[Figure record listings]
· · · · · · ·
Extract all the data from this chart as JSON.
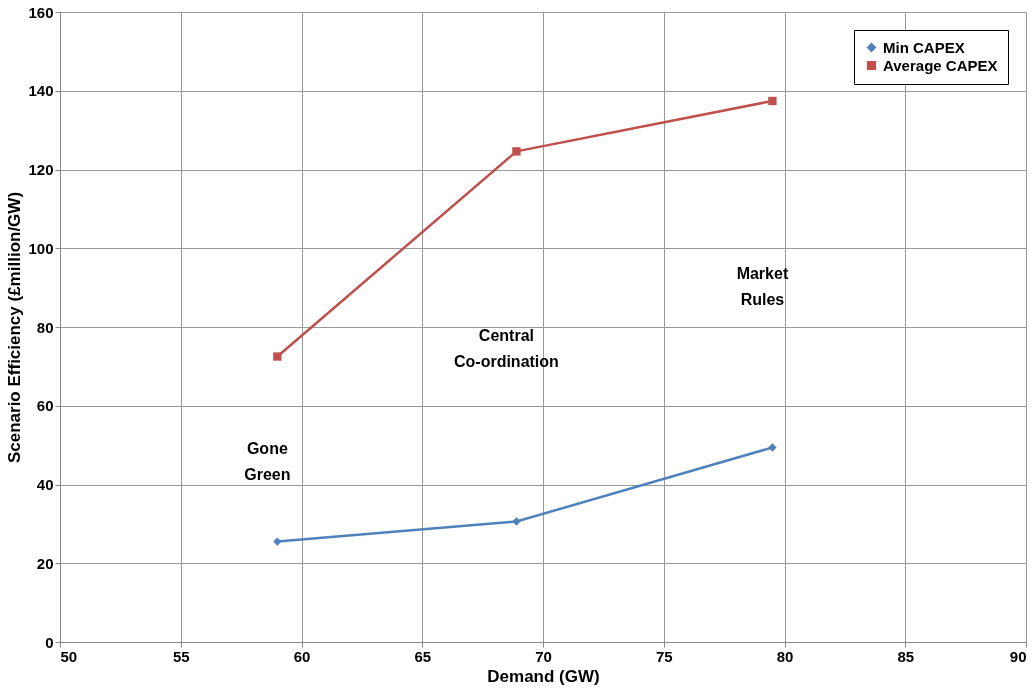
{
  "chart_data": {
    "type": "line",
    "xlabel": "Demand (GW)",
    "ylabel": "Scenario Efficiency (£million/GW)",
    "xlim": [
      50,
      90
    ],
    "xticks": [
      50,
      55,
      60,
      65,
      70,
      75,
      80,
      85,
      90
    ],
    "ylim": [
      0,
      160
    ],
    "yticks": [
      0,
      20,
      40,
      60,
      80,
      100,
      120,
      140,
      160
    ],
    "grid": true,
    "legend": "top right",
    "line_style": "solid",
    "series": [
      {
        "name": "Min CAPEX",
        "color": "#4f81bd",
        "marker": "diamond",
        "x": [
          59,
          68.9,
          79.5
        ],
        "values": [
          25.5,
          30.6,
          49.4
        ]
      },
      {
        "name": "Average CAPEX",
        "color": "#c0504d",
        "marker": "square",
        "x": [
          59,
          68.9,
          79.5
        ],
        "values": [
          72.5,
          124.6,
          137.4
        ]
      }
    ],
    "annotations": [
      "Gone Green",
      "Central Co-ordination",
      "Market Rules"
    ]
  }
}
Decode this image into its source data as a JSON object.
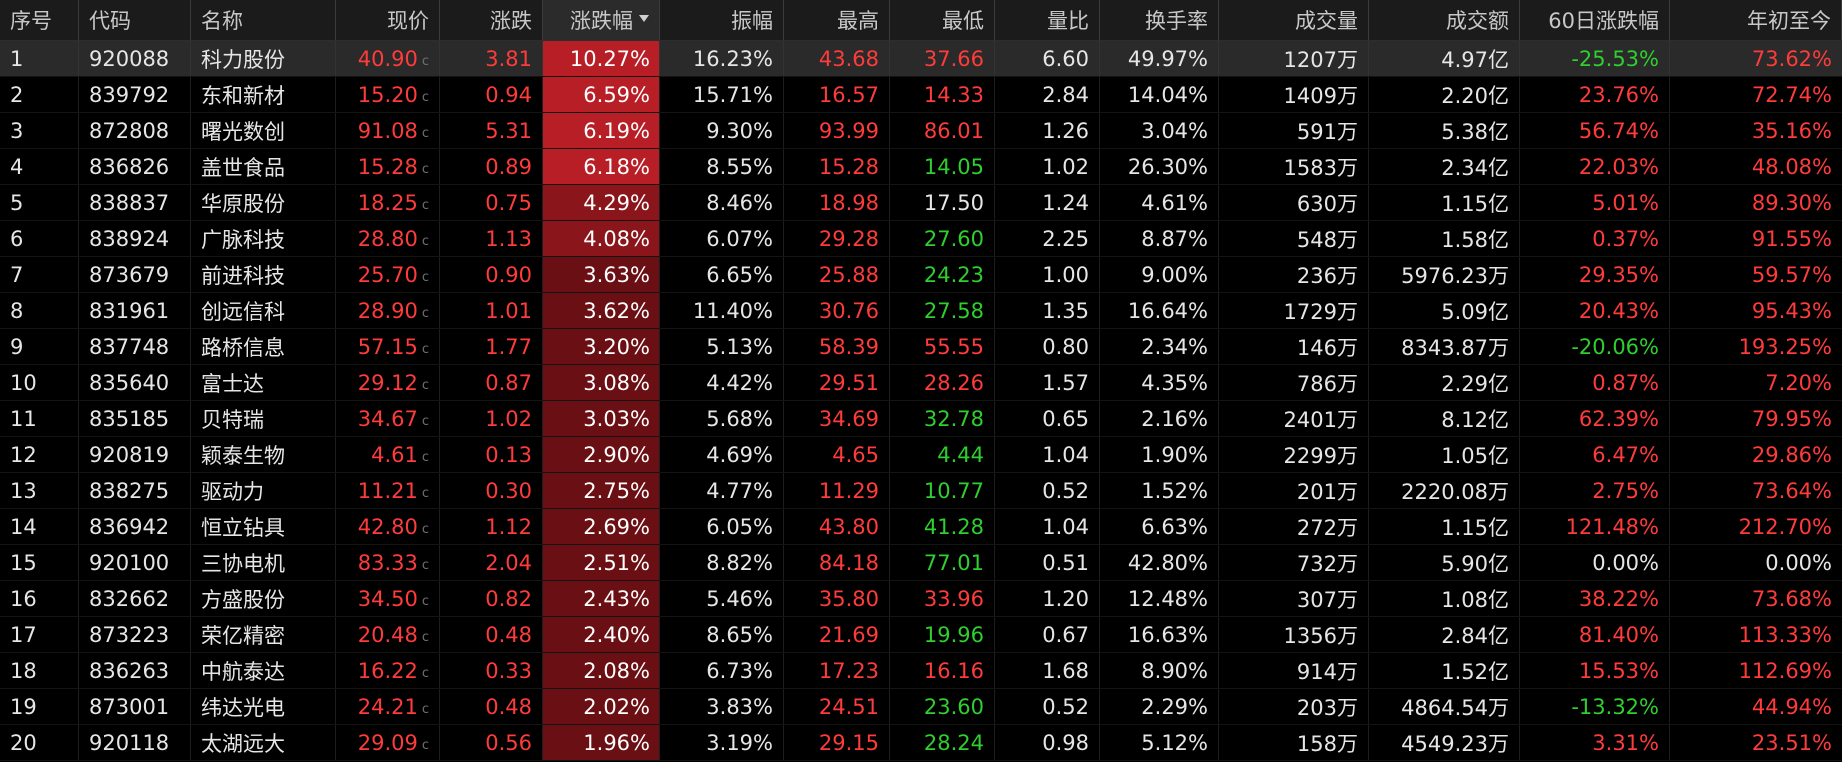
{
  "colors": {
    "up": "#ff3b3b",
    "down": "#2ecf2e",
    "neutral": "#e6e6e6",
    "pct_strong": "#b81e26",
    "pct_weak": "#6a0f13"
  },
  "columns": [
    {
      "key": "seq",
      "label": "序号"
    },
    {
      "key": "code",
      "label": "代码"
    },
    {
      "key": "name",
      "label": "名称"
    },
    {
      "key": "price",
      "label": "现价"
    },
    {
      "key": "chg",
      "label": "涨跌"
    },
    {
      "key": "pct",
      "label": "涨跌幅",
      "sorted": "desc"
    },
    {
      "key": "amp",
      "label": "振幅"
    },
    {
      "key": "hi",
      "label": "最高"
    },
    {
      "key": "lo",
      "label": "最低"
    },
    {
      "key": "vr",
      "label": "量比"
    },
    {
      "key": "tr",
      "label": "换手率"
    },
    {
      "key": "vol",
      "label": "成交量"
    },
    {
      "key": "amt",
      "label": "成交额"
    },
    {
      "key": "d60",
      "label": "60日涨跌幅"
    },
    {
      "key": "ytd",
      "label": "年初至今"
    }
  ],
  "price_marker": "c",
  "rows": [
    {
      "seq": "1",
      "code": "920088",
      "name": "科力股份",
      "price": "40.90",
      "chg": "3.81",
      "pct": "10.27%",
      "amp": "16.23%",
      "hi": "43.68",
      "lo": "37.66",
      "vr": "6.60",
      "tr": "49.97%",
      "vol": "1207万",
      "amt": "4.97亿",
      "d60": "-25.53%",
      "ytd": "73.62%",
      "hi_c": "up",
      "lo_c": "up",
      "d60_c": "down",
      "ytd_c": "up",
      "selected": true
    },
    {
      "seq": "2",
      "code": "839792",
      "name": "东和新材",
      "price": "15.20",
      "chg": "0.94",
      "pct": "6.59%",
      "amp": "15.71%",
      "hi": "16.57",
      "lo": "14.33",
      "vr": "2.84",
      "tr": "14.04%",
      "vol": "1409万",
      "amt": "2.20亿",
      "d60": "23.76%",
      "ytd": "72.74%",
      "hi_c": "up",
      "lo_c": "up",
      "d60_c": "up",
      "ytd_c": "up"
    },
    {
      "seq": "3",
      "code": "872808",
      "name": "曙光数创",
      "price": "91.08",
      "chg": "5.31",
      "pct": "6.19%",
      "amp": "9.30%",
      "hi": "93.99",
      "lo": "86.01",
      "vr": "1.26",
      "tr": "3.04%",
      "vol": "591万",
      "amt": "5.38亿",
      "d60": "56.74%",
      "ytd": "35.16%",
      "hi_c": "up",
      "lo_c": "up",
      "d60_c": "up",
      "ytd_c": "up"
    },
    {
      "seq": "4",
      "code": "836826",
      "name": "盖世食品",
      "price": "15.28",
      "chg": "0.89",
      "pct": "6.18%",
      "amp": "8.55%",
      "hi": "15.28",
      "lo": "14.05",
      "vr": "1.02",
      "tr": "26.30%",
      "vol": "1583万",
      "amt": "2.34亿",
      "d60": "22.03%",
      "ytd": "48.08%",
      "hi_c": "up",
      "lo_c": "down",
      "d60_c": "up",
      "ytd_c": "up"
    },
    {
      "seq": "5",
      "code": "838837",
      "name": "华原股份",
      "price": "18.25",
      "chg": "0.75",
      "pct": "4.29%",
      "amp": "8.46%",
      "hi": "18.98",
      "lo": "17.50",
      "vr": "1.24",
      "tr": "4.61%",
      "vol": "630万",
      "amt": "1.15亿",
      "d60": "5.01%",
      "ytd": "89.30%",
      "hi_c": "up",
      "lo_c": "neutral",
      "d60_c": "up",
      "ytd_c": "up"
    },
    {
      "seq": "6",
      "code": "838924",
      "name": "广脉科技",
      "price": "28.80",
      "chg": "1.13",
      "pct": "4.08%",
      "amp": "6.07%",
      "hi": "29.28",
      "lo": "27.60",
      "vr": "2.25",
      "tr": "8.87%",
      "vol": "548万",
      "amt": "1.58亿",
      "d60": "0.37%",
      "ytd": "91.55%",
      "hi_c": "up",
      "lo_c": "down",
      "d60_c": "up",
      "ytd_c": "up"
    },
    {
      "seq": "7",
      "code": "873679",
      "name": "前进科技",
      "price": "25.70",
      "chg": "0.90",
      "pct": "3.63%",
      "amp": "6.65%",
      "hi": "25.88",
      "lo": "24.23",
      "vr": "1.00",
      "tr": "9.00%",
      "vol": "236万",
      "amt": "5976.23万",
      "d60": "29.35%",
      "ytd": "59.57%",
      "hi_c": "up",
      "lo_c": "down",
      "d60_c": "up",
      "ytd_c": "up"
    },
    {
      "seq": "8",
      "code": "831961",
      "name": "创远信科",
      "price": "28.90",
      "chg": "1.01",
      "pct": "3.62%",
      "amp": "11.40%",
      "hi": "30.76",
      "lo": "27.58",
      "vr": "1.35",
      "tr": "16.64%",
      "vol": "1729万",
      "amt": "5.09亿",
      "d60": "20.43%",
      "ytd": "95.43%",
      "hi_c": "up",
      "lo_c": "down",
      "d60_c": "up",
      "ytd_c": "up"
    },
    {
      "seq": "9",
      "code": "837748",
      "name": "路桥信息",
      "price": "57.15",
      "chg": "1.77",
      "pct": "3.20%",
      "amp": "5.13%",
      "hi": "58.39",
      "lo": "55.55",
      "vr": "0.80",
      "tr": "2.34%",
      "vol": "146万",
      "amt": "8343.87万",
      "d60": "-20.06%",
      "ytd": "193.25%",
      "hi_c": "up",
      "lo_c": "up",
      "d60_c": "down",
      "ytd_c": "up"
    },
    {
      "seq": "10",
      "code": "835640",
      "name": "富士达",
      "price": "29.12",
      "chg": "0.87",
      "pct": "3.08%",
      "amp": "4.42%",
      "hi": "29.51",
      "lo": "28.26",
      "vr": "1.57",
      "tr": "4.35%",
      "vol": "786万",
      "amt": "2.29亿",
      "d60": "0.87%",
      "ytd": "7.20%",
      "hi_c": "up",
      "lo_c": "up",
      "d60_c": "up",
      "ytd_c": "up"
    },
    {
      "seq": "11",
      "code": "835185",
      "name": "贝特瑞",
      "price": "34.67",
      "chg": "1.02",
      "pct": "3.03%",
      "amp": "5.68%",
      "hi": "34.69",
      "lo": "32.78",
      "vr": "0.65",
      "tr": "2.16%",
      "vol": "2401万",
      "amt": "8.12亿",
      "d60": "62.39%",
      "ytd": "79.95%",
      "hi_c": "up",
      "lo_c": "down",
      "d60_c": "up",
      "ytd_c": "up"
    },
    {
      "seq": "12",
      "code": "920819",
      "name": "颖泰生物",
      "price": "4.61",
      "chg": "0.13",
      "pct": "2.90%",
      "amp": "4.69%",
      "hi": "4.65",
      "lo": "4.44",
      "vr": "1.04",
      "tr": "1.90%",
      "vol": "2299万",
      "amt": "1.05亿",
      "d60": "6.47%",
      "ytd": "29.86%",
      "hi_c": "up",
      "lo_c": "down",
      "d60_c": "up",
      "ytd_c": "up"
    },
    {
      "seq": "13",
      "code": "838275",
      "name": "驱动力",
      "price": "11.21",
      "chg": "0.30",
      "pct": "2.75%",
      "amp": "4.77%",
      "hi": "11.29",
      "lo": "10.77",
      "vr": "0.52",
      "tr": "1.52%",
      "vol": "201万",
      "amt": "2220.08万",
      "d60": "2.75%",
      "ytd": "73.64%",
      "hi_c": "up",
      "lo_c": "down",
      "d60_c": "up",
      "ytd_c": "up"
    },
    {
      "seq": "14",
      "code": "836942",
      "name": "恒立钻具",
      "price": "42.80",
      "chg": "1.12",
      "pct": "2.69%",
      "amp": "6.05%",
      "hi": "43.80",
      "lo": "41.28",
      "vr": "1.04",
      "tr": "6.63%",
      "vol": "272万",
      "amt": "1.15亿",
      "d60": "121.48%",
      "ytd": "212.70%",
      "hi_c": "up",
      "lo_c": "down",
      "d60_c": "up",
      "ytd_c": "up"
    },
    {
      "seq": "15",
      "code": "920100",
      "name": "三协电机",
      "price": "83.33",
      "chg": "2.04",
      "pct": "2.51%",
      "amp": "8.82%",
      "hi": "84.18",
      "lo": "77.01",
      "vr": "0.51",
      "tr": "42.80%",
      "vol": "732万",
      "amt": "5.90亿",
      "d60": "0.00%",
      "ytd": "0.00%",
      "hi_c": "up",
      "lo_c": "down",
      "d60_c": "neutral",
      "ytd_c": "neutral"
    },
    {
      "seq": "16",
      "code": "832662",
      "name": "方盛股份",
      "price": "34.50",
      "chg": "0.82",
      "pct": "2.43%",
      "amp": "5.46%",
      "hi": "35.80",
      "lo": "33.96",
      "vr": "1.20",
      "tr": "12.48%",
      "vol": "307万",
      "amt": "1.08亿",
      "d60": "38.22%",
      "ytd": "73.68%",
      "hi_c": "up",
      "lo_c": "up",
      "d60_c": "up",
      "ytd_c": "up"
    },
    {
      "seq": "17",
      "code": "873223",
      "name": "荣亿精密",
      "price": "20.48",
      "chg": "0.48",
      "pct": "2.40%",
      "amp": "8.65%",
      "hi": "21.69",
      "lo": "19.96",
      "vr": "0.67",
      "tr": "16.63%",
      "vol": "1356万",
      "amt": "2.84亿",
      "d60": "81.40%",
      "ytd": "113.33%",
      "hi_c": "up",
      "lo_c": "down",
      "d60_c": "up",
      "ytd_c": "up"
    },
    {
      "seq": "18",
      "code": "836263",
      "name": "中航泰达",
      "price": "16.22",
      "chg": "0.33",
      "pct": "2.08%",
      "amp": "6.73%",
      "hi": "17.23",
      "lo": "16.16",
      "vr": "1.68",
      "tr": "8.90%",
      "vol": "914万",
      "amt": "1.52亿",
      "d60": "15.53%",
      "ytd": "112.69%",
      "hi_c": "up",
      "lo_c": "up",
      "d60_c": "up",
      "ytd_c": "up"
    },
    {
      "seq": "19",
      "code": "873001",
      "name": "纬达光电",
      "price": "24.21",
      "chg": "0.48",
      "pct": "2.02%",
      "amp": "3.83%",
      "hi": "24.51",
      "lo": "23.60",
      "vr": "0.52",
      "tr": "2.29%",
      "vol": "203万",
      "amt": "4864.54万",
      "d60": "-13.32%",
      "ytd": "44.94%",
      "hi_c": "up",
      "lo_c": "down",
      "d60_c": "down",
      "ytd_c": "up"
    },
    {
      "seq": "20",
      "code": "920118",
      "name": "太湖远大",
      "price": "29.09",
      "chg": "0.56",
      "pct": "1.96%",
      "amp": "3.19%",
      "hi": "29.15",
      "lo": "28.24",
      "vr": "0.98",
      "tr": "5.12%",
      "vol": "158万",
      "amt": "4549.23万",
      "d60": "3.31%",
      "ytd": "23.51%",
      "hi_c": "up",
      "lo_c": "down",
      "d60_c": "up",
      "ytd_c": "up"
    }
  ]
}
· · · · · · ·
# Work required
Across the records above, count the lines holding "this" and reply with that number alone.

# Problem solution
2